● 抜粋資料:
══════════════════════════════

吉祥読本

読書感想。面白そうな本なら何でも読みたい!

爆発物処理班の遭遇したスピン

著者:佐藤究
出版社:講談社


長編だと思って読み始めたが、短編集だった。


■「爆発物処理班の遭遇したスピン」

量子力学とテロを結び付けた表題作は緊迫する状況の中、

現実にありそうな米軍と日本の関係性と結末はリアルさを伴い、唸らされる。


■「ジェリーウォーカー」

CGクリエイターの創り出すクリーチャーはまるで映画を見ているように

映像が浮かび上がってくる。

ラストも映像的で面白い。


■「シヴィル・ライツ」

今やしっかり法律で身動きがとりにくい暴力団の閉塞感が何とも阿呆っぽいが

残虐性と気持ちの悪さが平山夢明の作品みたいな印象。


■「猿人マグラ」

夢野久作の「ドグラ・マグラ」を題材に都市伝説を紐解く内容だが

ラストに思わぬオチが提示され唖然。


■「スマイルヘッズ」

画廊を経営しつつ、裏ではシリアルキラー(連続殺人鬼)のアート作品の

コレクターという顔を持つ主人公の顛末が描かれるが、

これはちょっと先が読めてしまったかな。


■「ボイルド・オクトパス」

退官した殺人事件を扱った警察官をテーマとして取材する男が味わう恐怖は

当初著者の経験談かと疑ってしまったが、闇に囚われてしまった狂気は

身近にありそうで怖い。


■「九三式」

第二次大戦後の荒廃した日本で生きていくのは大変だったことだろう。。

と、ついこんなことを考えてしまうくらい、これも実話じゃないかと思わせる。

経験談を語っているのか妄想なのか曖昧模糊として気が滅入る。

抑えた文体が効果的。


■「くぎ」

「テスカトリポカ」のパイロット版のような作品。

主人公の成長物語と読める内容で、本短編集のラストに持ってきてくれて正解かな。

 

どの作品も気が重くなる内容で、様々な形の暴力性、残虐性、狂気が表現されている。

誰もが心のどこかに同じような思いを持っているのかもしれない、

いつか自分にも同じ境遇がやってくるかもしれないと考えると身震いする。


様々な分野の記述に説得力があり、具体的な知識を得るために参考資料を

きっちり読み込んでいるのが伝わってくる。

気分が乗った時に限るが、過去作をもう少し読もうかな。

 

地図と拳

著者:小川哲
出版社:集英社


日清、日露戦争から第二次大戦の終焉まで、満洲国の架空都市を舞台とした

国家の建設と戦争をめぐる群像劇。

日本、中国、ロシアの思惑と登場人物の理想と野望が複雑に絡まり合いながら

歴史を紡いでいく。


戦争構造学研究所を主宰する細川が、日本の敗戦を予測ながら戦争への道を

止められず、それでも未来に対して布石を打とうとする姿が印象的。

巻末の参考資料にも猪瀬直樹の「昭和16年夏の敗戦」があったので

戦争構造学研究所は「総力戦研究所」がモデルだと思われる。

とにかく巻末にある膨大な参考資料も圧巻。

══════════════════════════════

● 依頼事項:
• a. この書評のうち「日清、日露戦争から第二次大戦の終焉まで」で始まる段落を、主な内容を保って箇条書きにまとめてください。
• b. この書評で、戦争構造学研究所のモデルが「総力戦研究所」だと考えられているのはなぜですか。1〜3文で説明してください。
• c. この書評の「日本、中国、ロシアの思惑と登場人物の理想と野望が複雑に絡まり合いながら」から「とにかく巻末にある膨大な参考資料も圧巻。」までを、両端の語句も含めて一字一句変えずに書き写してください。
この後に続く行は参照しなくてかまいません。

● 提供資料:
══════════════════════════════

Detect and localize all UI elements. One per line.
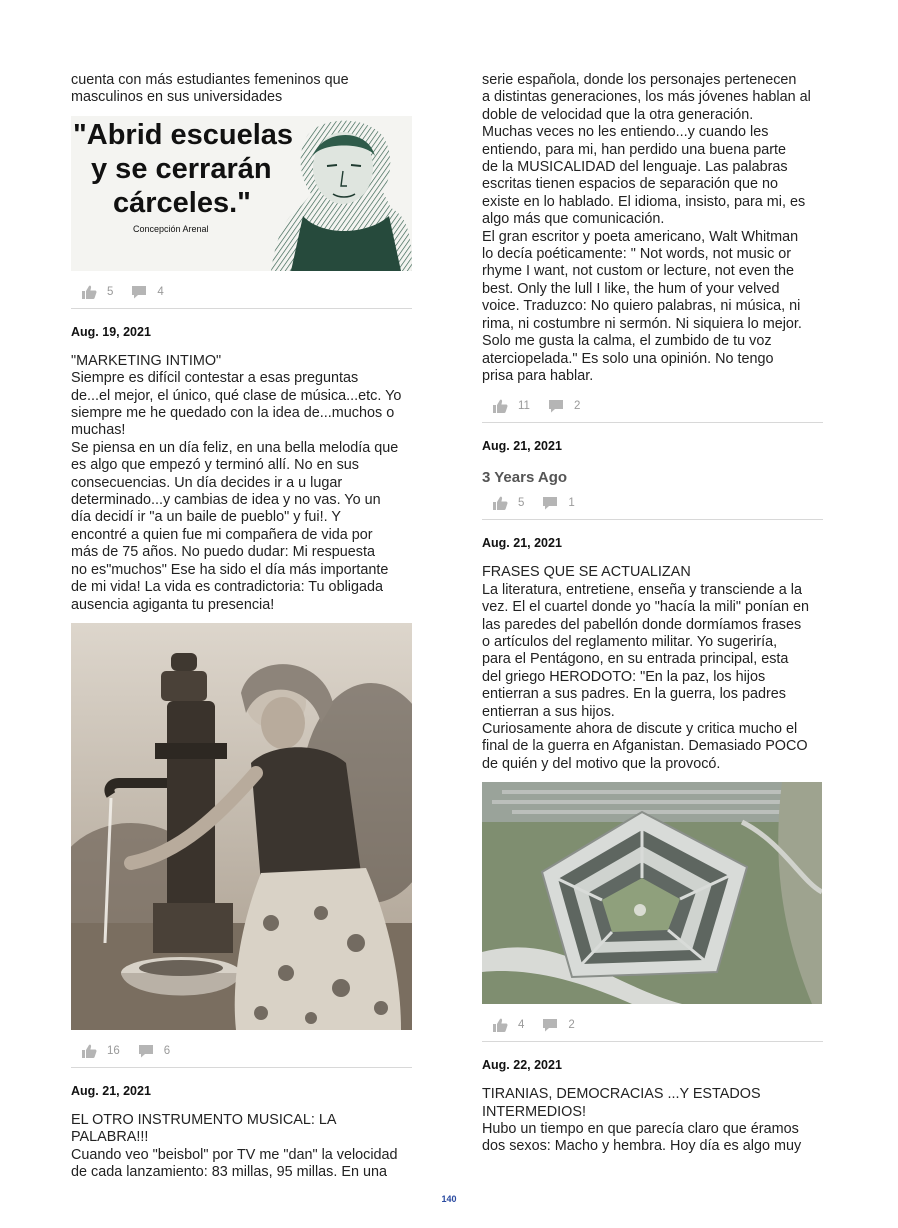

══════════════════════════════

● 回答一覧:
• a.
- 舞台:満洲国の架空都市
- 時代:日清、日露戦争から第二次大戦の終焉まで
- 内容:国家の建設と戦争をめぐる群像劇
- 日本、中国、ロシアの思惑と登場人物の理想と野望が複雑に絡まり合いながら歴史を紡いでいく

• b. 巻末の参考資料に、猪瀬直樹の「昭和16年夏の敗戦」が挙げられていたためです。

• c.
日本、中国、ロシアの思惑と登場人物の理想と野望が複雑に絡まり合いながら

歴史を紡いでいく。


戦争構造学研究所を主宰する細川が、日本の敗戦を予測ながら戦争への道を

止められず、それでも未来に対して布石を打とうとする姿が印象的。

巻末の参考資料にも猪瀬直樹の「昭和16年夏の敗戦」があったので

戦争構造学研究所は「総力戦研究所」がモデルだと思われる。

とにかく巻末にある膨大な参考資料も圧巻。